• [Given exercise]
Gather every line in the records below that contains the word "kautta".

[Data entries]

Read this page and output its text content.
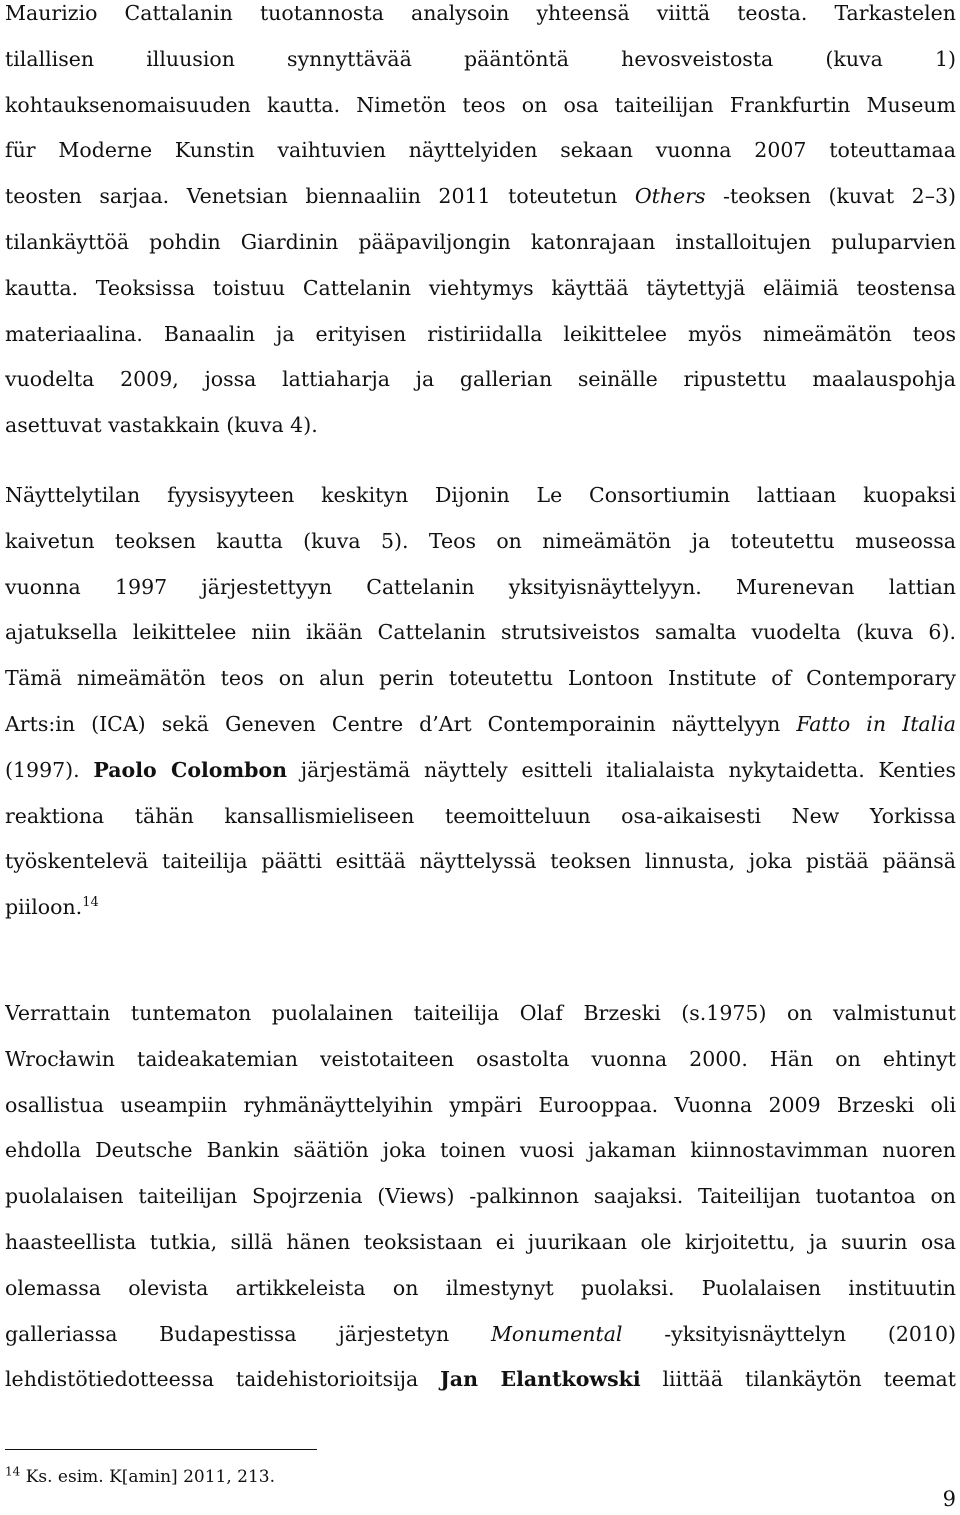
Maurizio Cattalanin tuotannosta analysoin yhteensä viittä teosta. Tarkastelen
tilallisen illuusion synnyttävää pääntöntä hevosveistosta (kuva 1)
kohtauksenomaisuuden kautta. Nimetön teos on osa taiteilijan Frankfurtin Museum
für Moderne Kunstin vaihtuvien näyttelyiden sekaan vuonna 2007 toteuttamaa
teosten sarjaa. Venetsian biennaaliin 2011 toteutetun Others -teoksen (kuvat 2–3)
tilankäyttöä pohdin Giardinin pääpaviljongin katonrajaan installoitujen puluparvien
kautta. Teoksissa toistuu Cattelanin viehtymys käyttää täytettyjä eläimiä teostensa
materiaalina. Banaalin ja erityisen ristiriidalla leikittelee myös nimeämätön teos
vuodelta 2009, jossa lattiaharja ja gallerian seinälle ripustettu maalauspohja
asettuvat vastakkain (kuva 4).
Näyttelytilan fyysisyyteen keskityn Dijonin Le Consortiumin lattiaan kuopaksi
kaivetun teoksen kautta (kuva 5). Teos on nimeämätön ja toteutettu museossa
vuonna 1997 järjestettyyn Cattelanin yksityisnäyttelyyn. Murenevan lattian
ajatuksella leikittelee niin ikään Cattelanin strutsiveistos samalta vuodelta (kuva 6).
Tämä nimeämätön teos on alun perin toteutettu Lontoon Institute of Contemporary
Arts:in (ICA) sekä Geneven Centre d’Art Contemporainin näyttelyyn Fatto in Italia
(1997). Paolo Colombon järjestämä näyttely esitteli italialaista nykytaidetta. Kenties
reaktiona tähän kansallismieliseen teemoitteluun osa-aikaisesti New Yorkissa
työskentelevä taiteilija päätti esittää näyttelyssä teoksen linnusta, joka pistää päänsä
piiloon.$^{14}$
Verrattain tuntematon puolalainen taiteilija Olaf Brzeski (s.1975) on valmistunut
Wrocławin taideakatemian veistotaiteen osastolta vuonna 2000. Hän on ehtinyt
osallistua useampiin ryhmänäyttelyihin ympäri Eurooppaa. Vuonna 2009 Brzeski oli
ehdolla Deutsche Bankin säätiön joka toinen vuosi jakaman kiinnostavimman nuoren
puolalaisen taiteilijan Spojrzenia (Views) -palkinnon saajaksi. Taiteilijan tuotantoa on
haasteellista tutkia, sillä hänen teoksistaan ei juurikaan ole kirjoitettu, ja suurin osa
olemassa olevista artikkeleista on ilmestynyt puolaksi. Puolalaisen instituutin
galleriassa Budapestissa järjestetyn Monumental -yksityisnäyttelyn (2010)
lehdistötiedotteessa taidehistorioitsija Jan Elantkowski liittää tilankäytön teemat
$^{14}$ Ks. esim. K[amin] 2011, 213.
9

==

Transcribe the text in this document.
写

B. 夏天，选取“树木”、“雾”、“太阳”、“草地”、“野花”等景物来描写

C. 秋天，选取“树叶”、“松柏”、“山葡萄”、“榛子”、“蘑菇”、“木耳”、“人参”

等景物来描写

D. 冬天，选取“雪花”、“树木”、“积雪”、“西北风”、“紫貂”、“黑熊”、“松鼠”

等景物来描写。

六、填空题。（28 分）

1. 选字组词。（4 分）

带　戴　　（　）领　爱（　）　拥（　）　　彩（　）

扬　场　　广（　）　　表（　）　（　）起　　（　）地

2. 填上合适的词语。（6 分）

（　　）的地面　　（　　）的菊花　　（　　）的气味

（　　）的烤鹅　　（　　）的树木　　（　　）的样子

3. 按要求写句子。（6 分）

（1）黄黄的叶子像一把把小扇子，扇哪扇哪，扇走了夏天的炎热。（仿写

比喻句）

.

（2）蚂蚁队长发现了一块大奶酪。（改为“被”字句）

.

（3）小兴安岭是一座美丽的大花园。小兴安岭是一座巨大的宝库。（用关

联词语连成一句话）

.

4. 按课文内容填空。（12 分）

...

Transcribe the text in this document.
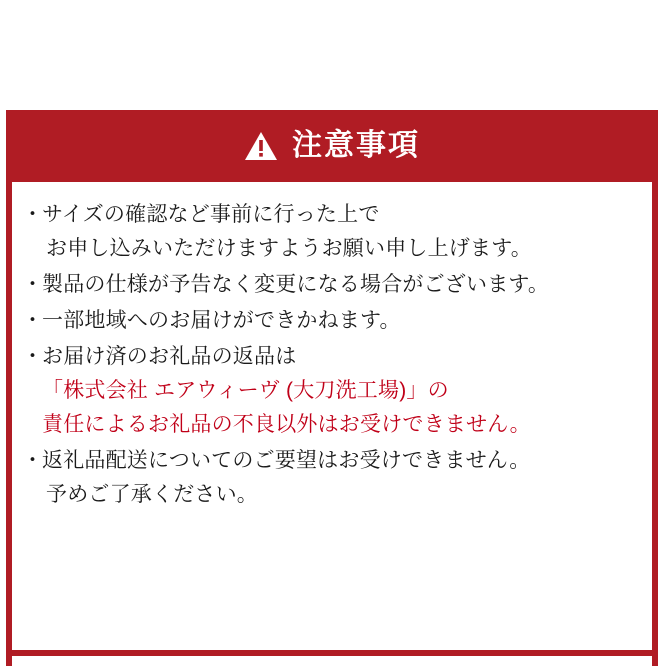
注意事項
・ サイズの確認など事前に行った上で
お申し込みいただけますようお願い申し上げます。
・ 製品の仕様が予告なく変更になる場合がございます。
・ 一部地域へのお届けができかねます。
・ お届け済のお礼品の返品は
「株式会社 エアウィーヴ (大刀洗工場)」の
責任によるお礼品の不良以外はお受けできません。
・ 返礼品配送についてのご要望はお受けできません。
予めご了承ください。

• [Written response]
kohtauksenomaisuuden kautta. Nimetön teos on osa taiteilijan Frankfurtin Museum
kautta. Teoksissa toistuu Cattelanin viehtymys käyttää täytettyjä eläimiä teostensa
kaivetun teoksen kautta (kuva 5). Teos on nimeämätön ja toteutettu museossa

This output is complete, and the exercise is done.